■ **DATA FOR THIS EXERCISE**
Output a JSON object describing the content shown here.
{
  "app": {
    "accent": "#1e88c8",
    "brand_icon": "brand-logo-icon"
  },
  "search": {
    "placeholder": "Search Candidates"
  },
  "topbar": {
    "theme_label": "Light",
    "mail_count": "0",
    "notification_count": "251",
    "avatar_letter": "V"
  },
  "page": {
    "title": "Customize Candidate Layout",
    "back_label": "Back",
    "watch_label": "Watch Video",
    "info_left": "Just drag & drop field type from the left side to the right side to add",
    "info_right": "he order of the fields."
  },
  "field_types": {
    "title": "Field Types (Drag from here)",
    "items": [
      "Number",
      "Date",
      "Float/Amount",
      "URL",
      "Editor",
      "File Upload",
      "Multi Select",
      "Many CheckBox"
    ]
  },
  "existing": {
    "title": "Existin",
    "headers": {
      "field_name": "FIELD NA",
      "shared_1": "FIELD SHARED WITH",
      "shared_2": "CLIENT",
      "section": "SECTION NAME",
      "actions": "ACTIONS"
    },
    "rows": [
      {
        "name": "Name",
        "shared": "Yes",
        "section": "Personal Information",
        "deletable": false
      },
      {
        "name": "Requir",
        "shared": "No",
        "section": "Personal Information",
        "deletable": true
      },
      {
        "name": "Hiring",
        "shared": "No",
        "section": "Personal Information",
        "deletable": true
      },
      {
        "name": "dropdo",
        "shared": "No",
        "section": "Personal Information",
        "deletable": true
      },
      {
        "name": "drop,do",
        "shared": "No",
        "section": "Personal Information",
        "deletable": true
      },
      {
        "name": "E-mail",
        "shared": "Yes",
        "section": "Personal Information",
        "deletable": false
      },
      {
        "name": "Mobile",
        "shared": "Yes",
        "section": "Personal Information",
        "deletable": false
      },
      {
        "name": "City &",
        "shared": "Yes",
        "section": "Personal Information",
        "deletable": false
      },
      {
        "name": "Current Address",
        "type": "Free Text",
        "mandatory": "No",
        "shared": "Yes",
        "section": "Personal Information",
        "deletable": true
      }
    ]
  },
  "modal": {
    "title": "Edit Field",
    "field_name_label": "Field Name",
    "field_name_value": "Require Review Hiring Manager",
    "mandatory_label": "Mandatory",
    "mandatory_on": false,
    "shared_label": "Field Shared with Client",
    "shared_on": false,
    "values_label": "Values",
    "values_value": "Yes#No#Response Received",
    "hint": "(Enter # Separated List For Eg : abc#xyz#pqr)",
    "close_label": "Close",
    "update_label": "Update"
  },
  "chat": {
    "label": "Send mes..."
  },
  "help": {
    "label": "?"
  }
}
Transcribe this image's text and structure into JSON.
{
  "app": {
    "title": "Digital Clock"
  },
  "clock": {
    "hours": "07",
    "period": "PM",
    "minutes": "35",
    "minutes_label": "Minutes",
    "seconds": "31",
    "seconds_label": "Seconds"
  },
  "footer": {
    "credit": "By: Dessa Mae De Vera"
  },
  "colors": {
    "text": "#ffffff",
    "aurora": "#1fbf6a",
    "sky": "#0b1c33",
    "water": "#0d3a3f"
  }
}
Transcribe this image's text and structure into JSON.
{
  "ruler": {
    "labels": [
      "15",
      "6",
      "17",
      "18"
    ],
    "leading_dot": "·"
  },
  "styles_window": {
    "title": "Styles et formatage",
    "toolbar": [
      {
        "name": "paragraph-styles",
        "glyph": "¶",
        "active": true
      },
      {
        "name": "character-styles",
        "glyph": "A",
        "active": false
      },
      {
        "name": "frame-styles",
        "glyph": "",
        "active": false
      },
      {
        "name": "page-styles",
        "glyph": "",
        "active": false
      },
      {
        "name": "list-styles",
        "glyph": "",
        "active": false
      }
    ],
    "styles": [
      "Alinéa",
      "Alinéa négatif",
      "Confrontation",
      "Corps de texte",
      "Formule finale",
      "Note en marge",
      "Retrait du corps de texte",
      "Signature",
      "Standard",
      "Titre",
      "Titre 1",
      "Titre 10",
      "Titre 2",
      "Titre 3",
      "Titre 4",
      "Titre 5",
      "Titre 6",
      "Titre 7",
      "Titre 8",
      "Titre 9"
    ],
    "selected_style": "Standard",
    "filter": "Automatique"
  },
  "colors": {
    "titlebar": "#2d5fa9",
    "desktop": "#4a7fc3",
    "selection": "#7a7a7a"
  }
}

■ **SHORT PROBLEM**
Make an exact copy of the listing, including every line.

■ **REPLY TO THE EXERCISE**
Output a JSON object describing the content shown here.
{
  "app": {
    "accent": "#1e88c8",
    "brand_icon": "brand-logo-icon"
  },
  "search": {
    "placeholder": "Search Candidates"
  },
  "topbar": {
    "theme_label": "Light",
    "mail_count": "0",
    "notification_count": "251",
    "avatar_letter": "V"
  },
  "page": {
    "title": "Customize Candidate Layout",
    "back_label": "Back",
    "watch_label": "Watch Video",
    "info_left": "Just drag & drop field type from the left side to the right side to add",
    "info_right": "he order of the fields."
  },
  "field_types": {
    "title": "Field Types (Drag from here)",
    "items": [
      "Number",
      "Date",
      "Float/Amount",
      "URL",
      "Editor",
      "File Upload",
      "Multi Select",
      "Many CheckBox"
    ]
  },
  "existing": {
    "title": "Existin",
    "headers": {
      "field_name": "FIELD NA",
      "shared_1": "FIELD SHARED WITH",
      "shared_2": "CLIENT",
      "section": "SECTION NAME",
      "actions": "ACTIONS"
    },
    "rows": [
      {
        "name": "Name",
        "shared": "Yes",
        "section": "Personal Information",
        "deletable": false
      },
      {
        "name": "Requir",
        "shared": "No",
        "section": "Personal Information",
        "deletable": true
      },
      {
        "name": "Hiring",
        "shared": "No",
        "section": "Personal Information",
        "deletable": true
      },
      {
        "name": "dropdo",
        "shared": "No",
        "section": "Personal Information",
        "deletable": true
      },
      {
        "name": "drop,do",
        "shared": "No",
        "section": "Personal Information",
        "deletable": true
      },
      {
        "name": "E-mail",
        "shared": "Yes",
        "section": "Personal Information",
        "deletable": false
      },
      {
        "name": "Mobile",
        "shared": "Yes",
        "section": "Personal Information",
        "deletable": false
      },
      {
        "name": "City &",
        "shared": "Yes",
        "section": "Personal Information",
        "deletable": false
      },
      {
        "name": "Current Address",
        "type": "Free Text",
        "mandatory": "No",
        "shared": "Yes",
        "section": "Personal Information",
        "deletable": true
      }
    ]
  },
  "modal": {
    "title": "Edit Field",
    "field_name_label": "Field Name",
    "field_name_value": "Require Review Hiring Manager",
    "mandatory_label": "Mandatory",
    "mandatory_on": false,
    "shared_label": "Field Shared with Client",
    "shared_on": false,
    "values_label": "Values",
    "values_value": "Yes#No#Response Received",
    "hint": "(Enter # Separated List For Eg : abc#xyz#pqr)",
    "close_label": "Close",
    "update_label": "Update"
  },
  "chat": {
    "label": "Send mes..."
  },
  "help": {
    "label": "?"
  }
}
Transcribe this image's text and structure into JSON.
{
  "app": {
    "title": "Digital Clock"
  },
  "clock": {
    "hours": "07",
    "period": "PM",
    "minutes": "35",
    "minutes_label": "Minutes",
    "seconds": "31",
    "seconds_label": "Seconds"
  },
  "footer": {
    "credit": "By: Dessa Mae De Vera"
  },
  "colors": {
    "text": "#ffffff",
    "aurora": "#1fbf6a",
    "sky": "#0b1c33",
    "water": "#0d3a3f"
  }
}
Transcribe this image's text and structure into JSON.
{
  "ruler": {
    "labels": [
      "15",
      "6",
      "17",
      "18"
    ],
    "leading_dot": "·"
  },
  "styles_window": {
    "title": "Styles et formatage",
    "toolbar": [
      {
        "name": "paragraph-styles",
        "glyph": "¶",
        "active": true
      },
      {
        "name": "character-styles",
        "glyph": "A",
        "active": false
      },
      {
        "name": "frame-styles",
        "glyph": "",
        "active": false
      },
      {
        "name": "page-styles",
        "glyph": "",
        "active": false
      },
      {
        "name": "list-styles",
        "glyph": "",
        "active": false
      }
    ],
    "styles": [
      "Alinéa",
      "Alinéa négatif",
      "Confrontation",
      "Corps de texte",
      "Formule finale",
      "Note en marge",
      "Retrait du corps de texte",
      "Signature",
      "Standard",
      "Titre",
      "Titre 1",
      "Titre 10",
      "Titre 2",
      "Titre 3",
      "Titre 4",
      "Titre 5",
      "Titre 6",
      "Titre 7",
      "Titre 8",
      "Titre 9"
    ],
    "selected_style": "Standard",
    "filter": "Automatique"
  },
  "colors": {
    "titlebar": "#2d5fa9",
    "desktop": "#4a7fc3",
    "selection": "#7a7a7a"
  }
}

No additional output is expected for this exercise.